Saved entries:
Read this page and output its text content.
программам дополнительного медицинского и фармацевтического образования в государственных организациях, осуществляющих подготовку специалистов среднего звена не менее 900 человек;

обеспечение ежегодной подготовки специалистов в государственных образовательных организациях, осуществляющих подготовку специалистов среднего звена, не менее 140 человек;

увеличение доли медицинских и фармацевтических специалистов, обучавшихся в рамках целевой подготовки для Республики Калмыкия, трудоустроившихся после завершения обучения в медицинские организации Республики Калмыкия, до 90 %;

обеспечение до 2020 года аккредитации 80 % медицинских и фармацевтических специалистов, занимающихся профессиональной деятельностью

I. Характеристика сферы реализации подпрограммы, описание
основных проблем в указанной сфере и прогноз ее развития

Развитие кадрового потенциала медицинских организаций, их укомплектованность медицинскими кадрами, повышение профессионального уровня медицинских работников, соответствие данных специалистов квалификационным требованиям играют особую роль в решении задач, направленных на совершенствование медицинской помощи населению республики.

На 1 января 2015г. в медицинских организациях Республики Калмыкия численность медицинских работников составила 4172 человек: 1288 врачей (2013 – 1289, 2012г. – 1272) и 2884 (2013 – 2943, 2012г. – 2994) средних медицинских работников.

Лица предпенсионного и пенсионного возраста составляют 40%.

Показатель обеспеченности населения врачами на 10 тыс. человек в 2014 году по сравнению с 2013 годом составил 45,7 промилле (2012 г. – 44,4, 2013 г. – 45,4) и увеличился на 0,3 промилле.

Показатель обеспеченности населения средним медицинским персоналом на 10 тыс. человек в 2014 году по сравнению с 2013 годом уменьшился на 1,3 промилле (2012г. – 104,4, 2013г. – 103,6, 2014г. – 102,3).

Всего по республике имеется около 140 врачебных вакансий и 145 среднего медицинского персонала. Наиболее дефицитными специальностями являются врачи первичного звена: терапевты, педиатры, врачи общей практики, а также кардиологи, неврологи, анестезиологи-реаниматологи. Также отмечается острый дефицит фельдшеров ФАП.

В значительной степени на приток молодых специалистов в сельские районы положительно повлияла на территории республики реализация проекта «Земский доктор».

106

WORK TO BE COMPLETED — Copy every line from the entries that contains the word "промилле".

REPLY TO THE EXERCISE —
Показатель обеспеченности населения врачами на 10 тыс. человек в 2014 году по сравнению с 2013 годом составил 45,7 промилле (2012 г. – 44,4, 2013 г. – 45,4) и увеличился на 0,3 промилле.
Показатель обеспеченности населения средним медицинским персоналом на 10 тыс. человек в 2014 году по сравнению с 2013 годом уменьшился на 1,3 промилле (2012г. – 104,4, 2013г. – 103,6, 2014г. – 102,3).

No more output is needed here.